__EXERCISE OBJECTIVE__. Copy out each line in the material below that has the word "culture".

__DATASET RECORDS__.
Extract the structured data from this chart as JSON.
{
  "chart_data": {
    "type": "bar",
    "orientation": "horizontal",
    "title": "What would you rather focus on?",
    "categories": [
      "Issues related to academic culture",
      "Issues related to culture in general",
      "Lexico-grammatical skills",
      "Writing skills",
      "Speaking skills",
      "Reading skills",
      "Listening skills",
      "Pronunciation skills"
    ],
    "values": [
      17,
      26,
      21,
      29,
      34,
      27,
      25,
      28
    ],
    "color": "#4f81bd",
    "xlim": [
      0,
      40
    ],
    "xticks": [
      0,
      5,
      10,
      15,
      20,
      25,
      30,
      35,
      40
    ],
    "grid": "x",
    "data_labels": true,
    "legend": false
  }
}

__CORRECT RESULT__.
      "Issues related to academic culture",
      "Issues related to culture in general",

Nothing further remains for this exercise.